*Task directions*
Take the entries below and print all of them exactly, please.

+ + + +

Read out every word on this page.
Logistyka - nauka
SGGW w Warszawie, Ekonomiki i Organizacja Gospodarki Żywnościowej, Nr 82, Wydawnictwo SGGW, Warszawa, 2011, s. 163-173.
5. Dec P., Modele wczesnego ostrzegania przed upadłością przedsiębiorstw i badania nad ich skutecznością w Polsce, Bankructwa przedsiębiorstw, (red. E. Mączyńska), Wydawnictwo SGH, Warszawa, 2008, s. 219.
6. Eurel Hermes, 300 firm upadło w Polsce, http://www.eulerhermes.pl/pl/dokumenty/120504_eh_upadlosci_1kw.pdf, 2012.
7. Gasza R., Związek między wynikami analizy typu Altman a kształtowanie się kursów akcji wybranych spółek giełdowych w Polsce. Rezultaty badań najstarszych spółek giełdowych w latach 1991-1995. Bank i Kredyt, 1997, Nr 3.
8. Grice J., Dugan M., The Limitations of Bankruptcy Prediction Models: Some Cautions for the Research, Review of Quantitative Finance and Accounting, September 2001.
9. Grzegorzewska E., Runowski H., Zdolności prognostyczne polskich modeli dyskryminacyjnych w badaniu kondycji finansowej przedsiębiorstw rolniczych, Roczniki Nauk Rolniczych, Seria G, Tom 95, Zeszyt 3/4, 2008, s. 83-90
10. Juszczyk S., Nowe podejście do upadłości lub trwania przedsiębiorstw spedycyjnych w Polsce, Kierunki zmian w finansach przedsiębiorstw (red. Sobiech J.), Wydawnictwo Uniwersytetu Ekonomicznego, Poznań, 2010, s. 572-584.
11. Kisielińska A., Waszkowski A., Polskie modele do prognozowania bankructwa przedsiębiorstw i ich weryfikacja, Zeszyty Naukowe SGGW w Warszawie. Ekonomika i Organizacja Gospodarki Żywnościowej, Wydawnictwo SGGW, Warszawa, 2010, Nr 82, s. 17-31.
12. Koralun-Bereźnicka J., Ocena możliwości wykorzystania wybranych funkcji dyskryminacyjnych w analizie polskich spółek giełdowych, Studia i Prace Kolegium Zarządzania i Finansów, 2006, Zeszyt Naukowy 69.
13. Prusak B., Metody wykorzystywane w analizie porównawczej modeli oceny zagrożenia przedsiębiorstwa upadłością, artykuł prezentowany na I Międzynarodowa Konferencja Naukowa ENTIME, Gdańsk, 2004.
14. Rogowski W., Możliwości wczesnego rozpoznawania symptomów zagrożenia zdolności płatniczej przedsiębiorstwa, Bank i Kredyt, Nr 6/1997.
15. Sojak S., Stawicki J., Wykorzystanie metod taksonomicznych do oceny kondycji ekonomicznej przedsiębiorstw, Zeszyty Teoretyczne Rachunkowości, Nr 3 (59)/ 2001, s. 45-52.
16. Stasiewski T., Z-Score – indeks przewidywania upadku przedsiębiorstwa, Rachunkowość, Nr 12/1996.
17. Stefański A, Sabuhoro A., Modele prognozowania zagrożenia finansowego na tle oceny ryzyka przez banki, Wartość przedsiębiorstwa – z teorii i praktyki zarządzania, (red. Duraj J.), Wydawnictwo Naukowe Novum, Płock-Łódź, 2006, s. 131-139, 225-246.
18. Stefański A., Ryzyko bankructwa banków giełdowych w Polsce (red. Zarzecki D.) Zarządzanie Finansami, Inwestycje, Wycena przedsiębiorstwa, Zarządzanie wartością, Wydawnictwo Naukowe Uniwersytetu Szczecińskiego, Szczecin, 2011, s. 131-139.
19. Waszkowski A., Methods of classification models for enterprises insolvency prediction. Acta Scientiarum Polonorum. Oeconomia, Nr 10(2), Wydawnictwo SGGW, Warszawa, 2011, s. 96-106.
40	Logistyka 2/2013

+ + + +

*Final result*
Read out every word on this page.
Logistyka - nauka
SGGW w Warszawie, Ekonomiki i Organizacja Gospodarki Żywnościowej, Nr 82, Wydawnictwo SGGW, Warszawa, 2011, s. 163-173.
5. Dec P., Modele wczesnego ostrzegania przed upadłością przedsiębiorstw i badania nad ich skutecznością w Polsce, Bankructwa przedsiębiorstw, (red. E. Mączyńska), Wydawnictwo SGH, Warszawa, 2008, s. 219.
6. Eurel Hermes, 300 firm upadło w Polsce, http://www.eulerhermes.pl/pl/dokumenty/120504_eh_upadlosci_1kw.pdf, 2012.
7. Gasza R., Związek między wynikami analizy typu Altman a kształtowanie się kursów akcji wybranych spółek giełdowych w Polsce. Rezultaty badań najstarszych spółek giełdowych w latach 1991-1995. Bank i Kredyt, 1997, Nr 3.
8. Grice J., Dugan M., The Limitations of Bankruptcy Prediction Models: Some Cautions for the Research, Review of Quantitative Finance and Accounting, September 2001.
9. Grzegorzewska E., Runowski H., Zdolności prognostyczne polskich modeli dyskryminacyjnych w badaniu kondycji finansowej przedsiębiorstw rolniczych, Roczniki Nauk Rolniczych, Seria G, Tom 95, Zeszyt 3/4, 2008, s. 83-90
10. Juszczyk S., Nowe podejście do upadłości lub trwania przedsiębiorstw spedycyjnych w Polsce, Kierunki zmian w finansach przedsiębiorstw (red. Sobiech J.), Wydawnictwo Uniwersytetu Ekonomicznego, Poznań, 2010, s. 572-584.
11. Kisielińska A., Waszkowski A., Polskie modele do prognozowania bankructwa przedsiębiorstw i ich weryfikacja, Zeszyty Naukowe SGGW w Warszawie. Ekonomika i Organizacja Gospodarki Żywnościowej, Wydawnictwo SGGW, Warszawa, 2010, Nr 82, s. 17-31.
12. Koralun-Bereźnicka J., Ocena możliwości wykorzystania wybranych funkcji dyskryminacyjnych w analizie polskich spółek giełdowych, Studia i Prace Kolegium Zarządzania i Finansów, 2006, Zeszyt Naukowy 69.
13. Prusak B., Metody wykorzystywane w analizie porównawczej modeli oceny zagrożenia przedsiębiorstwa upadłością, artykuł prezentowany na I Międzynarodowa Konferencja Naukowa ENTIME, Gdańsk, 2004.
14. Rogowski W., Możliwości wczesnego rozpoznawania symptomów zagrożenia zdolności płatniczej przedsiębiorstwa, Bank i Kredyt, Nr 6/1997.
15. Sojak S., Stawicki J., Wykorzystanie metod taksonomicznych do oceny kondycji ekonomicznej przedsiębiorstw, Zeszyty Teoretyczne Rachunkowości, Nr 3 (59)/ 2001, s. 45-52.
16. Stasiewski T., Z-Score – indeks przewidywania upadku przedsiębiorstwa, Rachunkowość, Nr 12/1996.
17. Stefański A, Sabuhoro A., Modele prognozowania zagrożenia finansowego na tle oceny ryzyka przez banki, Wartość przedsiębiorstwa – z teorii i praktyki zarządzania, (red. Duraj J.), Wydawnictwo Naukowe Novum, Płock-Łódź, 2006, s. 131-139, 225-246.
18. Stefański A., Ryzyko bankructwa banków giełdowych w Polsce (red. Zarzecki D.) Zarządzanie Finansami, Inwestycje, Wycena przedsiębiorstwa, Zarządzanie wartością, Wydawnictwo Naukowe Uniwersytetu Szczecińskiego, Szczecin, 2011, s. 131-139.
19. Waszkowski A., Methods of classification models for enterprises insolvency prediction. Acta Scientiarum Polonorum. Oeconomia, Nr 10(2), Wydawnictwo SGGW, Warszawa, 2011, s. 96-106.
40	Logistyka 2/2013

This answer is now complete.